*Set task*:
Here are some records; return them all exactly.

[Lines of data]
---+---

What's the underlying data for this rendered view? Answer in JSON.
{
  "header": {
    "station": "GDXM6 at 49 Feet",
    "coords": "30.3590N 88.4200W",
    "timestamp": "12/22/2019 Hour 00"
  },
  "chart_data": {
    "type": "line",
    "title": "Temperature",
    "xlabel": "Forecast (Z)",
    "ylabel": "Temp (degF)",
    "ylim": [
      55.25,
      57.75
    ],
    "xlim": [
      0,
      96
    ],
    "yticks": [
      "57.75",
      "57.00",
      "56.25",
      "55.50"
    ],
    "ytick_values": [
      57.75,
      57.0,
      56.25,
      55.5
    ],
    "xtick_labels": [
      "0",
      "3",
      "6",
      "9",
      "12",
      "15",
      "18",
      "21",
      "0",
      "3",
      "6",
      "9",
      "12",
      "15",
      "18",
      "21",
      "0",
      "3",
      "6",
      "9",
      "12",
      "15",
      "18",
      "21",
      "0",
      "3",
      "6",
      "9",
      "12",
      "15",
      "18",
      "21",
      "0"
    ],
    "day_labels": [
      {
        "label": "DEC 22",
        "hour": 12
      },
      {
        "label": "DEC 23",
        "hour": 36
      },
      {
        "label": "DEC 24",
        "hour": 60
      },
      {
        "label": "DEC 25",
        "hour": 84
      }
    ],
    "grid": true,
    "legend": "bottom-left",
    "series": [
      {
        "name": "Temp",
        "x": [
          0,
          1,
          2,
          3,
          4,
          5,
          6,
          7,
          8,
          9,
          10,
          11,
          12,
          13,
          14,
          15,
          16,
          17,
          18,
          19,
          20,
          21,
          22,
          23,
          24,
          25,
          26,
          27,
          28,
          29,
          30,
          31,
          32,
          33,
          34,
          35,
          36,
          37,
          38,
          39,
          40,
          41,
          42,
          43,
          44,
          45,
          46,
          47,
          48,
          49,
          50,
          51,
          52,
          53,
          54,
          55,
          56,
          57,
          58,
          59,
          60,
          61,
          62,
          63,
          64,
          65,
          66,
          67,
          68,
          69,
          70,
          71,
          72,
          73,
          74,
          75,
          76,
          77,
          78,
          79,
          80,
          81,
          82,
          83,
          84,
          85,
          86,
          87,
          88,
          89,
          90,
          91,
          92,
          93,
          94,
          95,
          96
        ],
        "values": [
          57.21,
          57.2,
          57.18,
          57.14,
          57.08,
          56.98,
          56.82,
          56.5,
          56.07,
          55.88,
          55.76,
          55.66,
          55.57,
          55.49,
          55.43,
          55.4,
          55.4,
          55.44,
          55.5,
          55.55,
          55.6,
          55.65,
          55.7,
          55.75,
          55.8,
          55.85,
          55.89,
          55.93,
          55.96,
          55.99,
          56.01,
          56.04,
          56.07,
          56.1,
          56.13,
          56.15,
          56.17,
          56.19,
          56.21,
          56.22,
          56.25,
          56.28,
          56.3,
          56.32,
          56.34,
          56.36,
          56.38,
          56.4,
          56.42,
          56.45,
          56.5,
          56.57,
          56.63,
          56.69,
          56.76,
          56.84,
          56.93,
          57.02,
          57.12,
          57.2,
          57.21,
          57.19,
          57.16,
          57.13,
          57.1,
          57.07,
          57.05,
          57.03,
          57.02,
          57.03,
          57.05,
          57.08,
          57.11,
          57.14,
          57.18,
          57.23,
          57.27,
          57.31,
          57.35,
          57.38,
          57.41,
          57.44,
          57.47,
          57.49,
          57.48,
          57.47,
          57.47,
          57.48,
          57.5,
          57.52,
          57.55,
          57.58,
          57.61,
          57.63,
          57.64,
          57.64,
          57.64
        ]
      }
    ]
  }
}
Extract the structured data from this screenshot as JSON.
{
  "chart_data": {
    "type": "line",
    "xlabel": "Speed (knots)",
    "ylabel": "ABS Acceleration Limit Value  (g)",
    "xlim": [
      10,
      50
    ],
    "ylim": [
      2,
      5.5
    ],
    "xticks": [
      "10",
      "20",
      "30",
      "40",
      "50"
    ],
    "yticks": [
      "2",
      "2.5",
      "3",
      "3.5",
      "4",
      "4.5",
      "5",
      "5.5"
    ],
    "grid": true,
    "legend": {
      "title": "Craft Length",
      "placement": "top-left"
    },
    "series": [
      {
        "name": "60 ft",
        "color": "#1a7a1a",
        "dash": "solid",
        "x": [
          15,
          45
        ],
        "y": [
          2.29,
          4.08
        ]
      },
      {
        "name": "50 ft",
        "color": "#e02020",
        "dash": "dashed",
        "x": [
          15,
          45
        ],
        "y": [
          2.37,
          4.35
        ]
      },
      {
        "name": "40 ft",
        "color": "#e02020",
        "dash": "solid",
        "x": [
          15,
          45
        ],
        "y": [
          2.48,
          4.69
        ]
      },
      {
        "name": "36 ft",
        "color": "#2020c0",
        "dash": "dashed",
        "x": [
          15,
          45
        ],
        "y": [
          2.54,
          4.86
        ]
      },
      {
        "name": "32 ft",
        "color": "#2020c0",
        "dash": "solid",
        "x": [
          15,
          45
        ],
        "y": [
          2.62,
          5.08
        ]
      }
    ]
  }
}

---+---

*Reply to the exercise*:
What's the underlying data for this rendered view? Answer in JSON.
{
  "header": {
    "station": "GDXM6 at 49 Feet",
    "coords": "30.3590N 88.4200W",
    "timestamp": "12/22/2019 Hour 00"
  },
  "chart_data": {
    "type": "line",
    "title": "Temperature",
    "xlabel": "Forecast (Z)",
    "ylabel": "Temp (degF)",
    "ylim": [
      55.25,
      57.75
    ],
    "xlim": [
      0,
      96
    ],
    "yticks": [
      "57.75",
      "57.00",
      "56.25",
      "55.50"
    ],
    "ytick_values": [
      57.75,
      57.0,
      56.25,
      55.5
    ],
    "xtick_labels": [
      "0",
      "3",
      "6",
      "9",
      "12",
      "15",
      "18",
      "21",
      "0",
      "3",
      "6",
      "9",
      "12",
      "15",
      "18",
      "21",
      "0",
      "3",
      "6",
      "9",
      "12",
      "15",
      "18",
      "21",
      "0",
      "3",
      "6",
      "9",
      "12",
      "15",
      "18",
      "21",
      "0"
    ],
    "day_labels": [
      {
        "label": "DEC 22",
        "hour": 12
      },
      {
        "label": "DEC 23",
        "hour": 36
      },
      {
        "label": "DEC 24",
        "hour": 60
      },
      {
        "label": "DEC 25",
        "hour": 84
      }
    ],
    "grid": true,
    "legend": "bottom-left",
    "series": [
      {
        "name": "Temp",
        "x": [
          0,
          1,
          2,
          3,
          4,
          5,
          6,
          7,
          8,
          9,
          10,
          11,
          12,
          13,
          14,
          15,
          16,
          17,
          18,
          19,
          20,
          21,
          22,
          23,
          24,
          25,
          26,
          27,
          28,
          29,
          30,
          31,
          32,
          33,
          34,
          35,
          36,
          37,
          38,
          39,
          40,
          41,
          42,
          43,
          44,
          45,
          46,
          47,
          48,
          49,
          50,
          51,
          52,
          53,
          54,
          55,
          56,
          57,
          58,
          59,
          60,
          61,
          62,
          63,
          64,
          65,
          66,
          67,
          68,
          69,
          70,
          71,
          72,
          73,
          74,
          75,
          76,
          77,
          78,
          79,
          80,
          81,
          82,
          83,
          84,
          85,
          86,
          87,
          88,
          89,
          90,
          91,
          92,
          93,
          94,
          95,
          96
        ],
        "values": [
          57.21,
          57.2,
          57.18,
          57.14,
          57.08,
          56.98,
          56.82,
          56.5,
          56.07,
          55.88,
          55.76,
          55.66,
          55.57,
          55.49,
          55.43,
          55.4,
          55.4,
          55.44,
          55.5,
          55.55,
          55.6,
          55.65,
          55.7,
          55.75,
          55.8,
          55.85,
          55.89,
          55.93,
          55.96,
          55.99,
          56.01,
          56.04,
          56.07,
          56.1,
          56.13,
          56.15,
          56.17,
          56.19,
          56.21,
          56.22,
          56.25,
          56.28,
          56.3,
          56.32,
          56.34,
          56.36,
          56.38,
          56.4,
          56.42,
          56.45,
          56.5,
          56.57,
          56.63,
          56.69,
          56.76,
          56.84,
          56.93,
          57.02,
          57.12,
          57.2,
          57.21,
          57.19,
          57.16,
          57.13,
          57.1,
          57.07,
          57.05,
          57.03,
          57.02,
          57.03,
          57.05,
          57.08,
          57.11,
          57.14,
          57.18,
          57.23,
          57.27,
          57.31,
          57.35,
          57.38,
          57.41,
          57.44,
          57.47,
          57.49,
          57.48,
          57.47,
          57.47,
          57.48,
          57.5,
          57.52,
          57.55,
          57.58,
          57.61,
          57.63,
          57.64,
          57.64,
          57.64
        ]
      }
    ]
  }
}
Extract the structured data from this screenshot as JSON.
{
  "chart_data": {
    "type": "line",
    "xlabel": "Speed (knots)",
    "ylabel": "ABS Acceleration Limit Value  (g)",
    "xlim": [
      10,
      50
    ],
    "ylim": [
      2,
      5.5
    ],
    "xticks": [
      "10",
      "20",
      "30",
      "40",
      "50"
    ],
    "yticks": [
      "2",
      "2.5",
      "3",
      "3.5",
      "4",
      "4.5",
      "5",
      "5.5"
    ],
    "grid": true,
    "legend": {
      "title": "Craft Length",
      "placement": "top-left"
    },
    "series": [
      {
        "name": "60 ft",
        "color": "#1a7a1a",
        "dash": "solid",
        "x": [
          15,
          45
        ],
        "y": [
          2.29,
          4.08
        ]
      },
      {
        "name": "50 ft",
        "color": "#e02020",
        "dash": "dashed",
        "x": [
          15,
          45
        ],
        "y": [
          2.37,
          4.35
        ]
      },
      {
        "name": "40 ft",
        "color": "#e02020",
        "dash": "solid",
        "x": [
          15,
          45
        ],
        "y": [
          2.48,
          4.69
        ]
      },
      {
        "name": "36 ft",
        "color": "#2020c0",
        "dash": "dashed",
        "x": [
          15,
          45
        ],
        "y": [
          2.54,
          4.86
        ]
      },
      {
        "name": "32 ft",
        "color": "#2020c0",
        "dash": "solid",
        "x": [
          15,
          45
        ],
        "y": [
          2.62,
          5.08
        ]
      }
    ]
  }
}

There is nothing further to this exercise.